━━━ THE DATA
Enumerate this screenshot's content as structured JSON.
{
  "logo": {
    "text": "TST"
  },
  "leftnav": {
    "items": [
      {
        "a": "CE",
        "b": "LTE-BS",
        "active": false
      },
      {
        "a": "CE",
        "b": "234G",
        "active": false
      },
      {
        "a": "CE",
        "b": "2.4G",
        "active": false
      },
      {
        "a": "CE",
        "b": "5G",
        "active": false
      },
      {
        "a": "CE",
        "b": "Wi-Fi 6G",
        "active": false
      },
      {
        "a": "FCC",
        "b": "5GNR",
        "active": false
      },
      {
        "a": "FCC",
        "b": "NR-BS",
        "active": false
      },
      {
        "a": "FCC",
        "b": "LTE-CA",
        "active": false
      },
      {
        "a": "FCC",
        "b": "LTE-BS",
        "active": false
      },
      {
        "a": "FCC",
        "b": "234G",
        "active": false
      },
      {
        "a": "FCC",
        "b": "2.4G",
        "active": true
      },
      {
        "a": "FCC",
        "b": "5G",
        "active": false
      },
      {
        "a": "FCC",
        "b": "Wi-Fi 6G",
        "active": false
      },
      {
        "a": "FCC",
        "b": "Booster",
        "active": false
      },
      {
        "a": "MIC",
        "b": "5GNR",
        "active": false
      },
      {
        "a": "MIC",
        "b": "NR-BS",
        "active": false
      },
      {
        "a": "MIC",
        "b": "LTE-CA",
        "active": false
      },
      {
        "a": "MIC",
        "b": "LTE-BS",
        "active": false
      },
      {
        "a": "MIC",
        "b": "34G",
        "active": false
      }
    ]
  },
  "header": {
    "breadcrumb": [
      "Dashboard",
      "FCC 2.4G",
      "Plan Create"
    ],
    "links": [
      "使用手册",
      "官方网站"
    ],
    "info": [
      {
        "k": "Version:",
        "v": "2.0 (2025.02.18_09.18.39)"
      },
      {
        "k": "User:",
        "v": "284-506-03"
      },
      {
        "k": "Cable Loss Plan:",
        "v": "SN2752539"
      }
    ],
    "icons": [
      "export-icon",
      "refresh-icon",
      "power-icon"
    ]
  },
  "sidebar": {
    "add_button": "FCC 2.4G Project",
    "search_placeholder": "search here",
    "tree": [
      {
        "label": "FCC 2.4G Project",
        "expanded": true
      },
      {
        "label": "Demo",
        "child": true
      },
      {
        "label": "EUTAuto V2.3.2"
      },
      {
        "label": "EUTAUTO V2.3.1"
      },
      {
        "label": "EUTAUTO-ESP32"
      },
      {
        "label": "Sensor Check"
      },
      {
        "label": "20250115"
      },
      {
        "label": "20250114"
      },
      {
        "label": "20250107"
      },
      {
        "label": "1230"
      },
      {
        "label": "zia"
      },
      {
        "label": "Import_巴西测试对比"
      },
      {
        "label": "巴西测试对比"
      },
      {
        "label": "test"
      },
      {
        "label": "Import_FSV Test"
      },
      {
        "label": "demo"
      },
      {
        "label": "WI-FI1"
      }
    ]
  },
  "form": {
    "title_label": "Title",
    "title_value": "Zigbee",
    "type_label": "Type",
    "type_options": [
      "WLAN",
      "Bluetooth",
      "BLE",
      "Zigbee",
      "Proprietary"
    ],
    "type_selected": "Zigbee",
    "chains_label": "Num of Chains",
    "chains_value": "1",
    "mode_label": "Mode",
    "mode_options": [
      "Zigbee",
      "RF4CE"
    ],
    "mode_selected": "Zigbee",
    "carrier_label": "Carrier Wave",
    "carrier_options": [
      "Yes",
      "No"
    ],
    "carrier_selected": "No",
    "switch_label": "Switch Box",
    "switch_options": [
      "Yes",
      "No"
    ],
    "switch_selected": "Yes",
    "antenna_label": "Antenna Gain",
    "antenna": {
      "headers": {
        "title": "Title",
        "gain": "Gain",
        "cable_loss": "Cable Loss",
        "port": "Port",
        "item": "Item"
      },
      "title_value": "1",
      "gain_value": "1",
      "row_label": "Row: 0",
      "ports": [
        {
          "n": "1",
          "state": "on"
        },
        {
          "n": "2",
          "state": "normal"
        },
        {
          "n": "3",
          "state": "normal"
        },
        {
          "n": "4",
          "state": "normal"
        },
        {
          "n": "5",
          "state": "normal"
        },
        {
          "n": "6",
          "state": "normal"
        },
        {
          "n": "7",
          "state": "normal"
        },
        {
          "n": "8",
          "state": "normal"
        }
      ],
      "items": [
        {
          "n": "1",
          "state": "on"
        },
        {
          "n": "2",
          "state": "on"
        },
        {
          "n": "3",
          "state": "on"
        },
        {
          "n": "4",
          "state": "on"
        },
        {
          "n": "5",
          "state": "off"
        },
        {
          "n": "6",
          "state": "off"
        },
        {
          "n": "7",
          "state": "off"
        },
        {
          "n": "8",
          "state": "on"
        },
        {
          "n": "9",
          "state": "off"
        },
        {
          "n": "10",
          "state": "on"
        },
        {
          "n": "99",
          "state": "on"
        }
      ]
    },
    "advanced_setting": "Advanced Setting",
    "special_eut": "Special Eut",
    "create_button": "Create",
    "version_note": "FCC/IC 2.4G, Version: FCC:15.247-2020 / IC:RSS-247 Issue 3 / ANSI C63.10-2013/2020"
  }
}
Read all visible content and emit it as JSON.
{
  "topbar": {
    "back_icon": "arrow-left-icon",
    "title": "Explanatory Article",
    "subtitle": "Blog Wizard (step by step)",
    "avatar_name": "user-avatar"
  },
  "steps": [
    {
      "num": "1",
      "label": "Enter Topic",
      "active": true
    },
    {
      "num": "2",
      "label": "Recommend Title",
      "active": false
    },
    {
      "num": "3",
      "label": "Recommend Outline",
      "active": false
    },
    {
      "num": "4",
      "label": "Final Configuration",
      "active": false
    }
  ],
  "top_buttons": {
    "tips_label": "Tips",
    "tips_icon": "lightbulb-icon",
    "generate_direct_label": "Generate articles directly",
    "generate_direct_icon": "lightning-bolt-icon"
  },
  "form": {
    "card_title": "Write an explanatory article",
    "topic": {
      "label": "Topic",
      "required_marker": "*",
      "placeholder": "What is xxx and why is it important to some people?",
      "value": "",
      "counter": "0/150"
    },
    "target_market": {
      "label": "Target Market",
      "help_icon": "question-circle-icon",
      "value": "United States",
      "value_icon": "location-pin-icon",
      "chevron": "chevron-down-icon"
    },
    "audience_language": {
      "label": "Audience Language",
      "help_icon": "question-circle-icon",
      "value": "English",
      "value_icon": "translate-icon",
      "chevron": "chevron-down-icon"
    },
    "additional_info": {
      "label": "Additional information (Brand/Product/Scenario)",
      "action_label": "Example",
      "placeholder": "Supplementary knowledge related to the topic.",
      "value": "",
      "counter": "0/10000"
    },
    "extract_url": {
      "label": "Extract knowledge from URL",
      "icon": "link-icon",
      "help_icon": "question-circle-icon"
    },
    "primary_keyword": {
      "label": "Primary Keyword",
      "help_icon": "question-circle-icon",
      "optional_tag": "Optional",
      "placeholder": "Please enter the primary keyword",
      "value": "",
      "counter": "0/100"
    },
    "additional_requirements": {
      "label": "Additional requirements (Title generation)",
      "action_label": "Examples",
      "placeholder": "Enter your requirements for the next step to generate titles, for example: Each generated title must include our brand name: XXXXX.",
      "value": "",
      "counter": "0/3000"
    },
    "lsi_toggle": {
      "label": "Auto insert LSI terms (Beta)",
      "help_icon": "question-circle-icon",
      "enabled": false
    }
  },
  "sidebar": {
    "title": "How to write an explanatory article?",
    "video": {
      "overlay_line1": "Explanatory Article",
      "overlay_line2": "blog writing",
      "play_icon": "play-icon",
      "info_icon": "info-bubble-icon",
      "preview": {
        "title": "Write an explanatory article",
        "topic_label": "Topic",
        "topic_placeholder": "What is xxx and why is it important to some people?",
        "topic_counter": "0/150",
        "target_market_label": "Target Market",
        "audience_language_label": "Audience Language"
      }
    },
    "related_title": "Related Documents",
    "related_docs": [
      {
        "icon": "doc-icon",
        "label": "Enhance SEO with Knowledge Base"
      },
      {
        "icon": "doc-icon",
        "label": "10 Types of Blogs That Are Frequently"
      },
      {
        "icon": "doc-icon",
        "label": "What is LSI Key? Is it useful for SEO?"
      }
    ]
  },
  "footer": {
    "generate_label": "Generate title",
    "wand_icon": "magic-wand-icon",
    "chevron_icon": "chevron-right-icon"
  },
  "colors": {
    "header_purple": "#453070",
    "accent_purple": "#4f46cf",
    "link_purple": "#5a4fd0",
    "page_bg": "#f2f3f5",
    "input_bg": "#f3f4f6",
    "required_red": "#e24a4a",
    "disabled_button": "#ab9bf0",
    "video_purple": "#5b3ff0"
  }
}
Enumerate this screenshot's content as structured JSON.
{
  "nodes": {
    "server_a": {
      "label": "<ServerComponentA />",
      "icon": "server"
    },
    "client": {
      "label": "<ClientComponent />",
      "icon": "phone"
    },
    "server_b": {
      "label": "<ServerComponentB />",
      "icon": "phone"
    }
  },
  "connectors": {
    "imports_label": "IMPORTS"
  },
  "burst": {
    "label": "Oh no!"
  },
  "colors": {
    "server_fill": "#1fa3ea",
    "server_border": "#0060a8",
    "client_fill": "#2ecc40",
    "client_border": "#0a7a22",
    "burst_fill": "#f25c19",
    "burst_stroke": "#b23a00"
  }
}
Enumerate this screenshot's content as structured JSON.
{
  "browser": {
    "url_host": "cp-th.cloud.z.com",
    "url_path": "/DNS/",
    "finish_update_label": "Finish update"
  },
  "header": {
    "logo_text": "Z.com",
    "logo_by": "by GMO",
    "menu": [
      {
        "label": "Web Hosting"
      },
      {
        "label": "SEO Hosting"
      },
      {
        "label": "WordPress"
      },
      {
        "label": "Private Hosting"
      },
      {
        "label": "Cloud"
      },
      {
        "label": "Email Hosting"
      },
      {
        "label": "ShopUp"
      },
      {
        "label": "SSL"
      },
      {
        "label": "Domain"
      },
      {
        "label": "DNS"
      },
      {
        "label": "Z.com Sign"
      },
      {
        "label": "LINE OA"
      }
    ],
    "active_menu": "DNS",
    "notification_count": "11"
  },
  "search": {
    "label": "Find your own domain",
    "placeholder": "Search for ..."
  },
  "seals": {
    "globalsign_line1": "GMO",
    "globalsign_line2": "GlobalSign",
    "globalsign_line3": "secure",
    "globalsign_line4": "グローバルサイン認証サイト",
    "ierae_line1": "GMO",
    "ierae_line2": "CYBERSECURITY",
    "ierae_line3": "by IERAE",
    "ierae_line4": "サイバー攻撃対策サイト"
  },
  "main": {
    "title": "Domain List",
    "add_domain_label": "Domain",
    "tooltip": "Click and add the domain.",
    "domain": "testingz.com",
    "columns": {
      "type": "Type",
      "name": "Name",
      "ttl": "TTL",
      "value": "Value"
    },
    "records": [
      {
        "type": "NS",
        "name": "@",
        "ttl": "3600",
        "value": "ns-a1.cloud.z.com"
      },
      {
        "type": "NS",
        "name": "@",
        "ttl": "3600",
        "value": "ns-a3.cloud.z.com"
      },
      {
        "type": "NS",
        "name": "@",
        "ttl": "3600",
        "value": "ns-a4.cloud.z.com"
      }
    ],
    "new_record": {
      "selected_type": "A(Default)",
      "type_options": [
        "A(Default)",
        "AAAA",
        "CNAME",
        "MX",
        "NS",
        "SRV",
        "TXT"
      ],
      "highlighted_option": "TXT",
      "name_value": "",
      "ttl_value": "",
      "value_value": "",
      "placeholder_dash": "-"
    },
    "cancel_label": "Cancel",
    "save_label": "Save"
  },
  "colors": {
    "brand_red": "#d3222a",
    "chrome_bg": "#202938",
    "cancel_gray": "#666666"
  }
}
━━━━━━
* [WHAT THE EXERCISE ASKS] Show all lines above holding "Cable".

* [WORKED SOLUTION]
        "k": "Cable Loss Plan:",
        "cable_loss": "Cable Loss",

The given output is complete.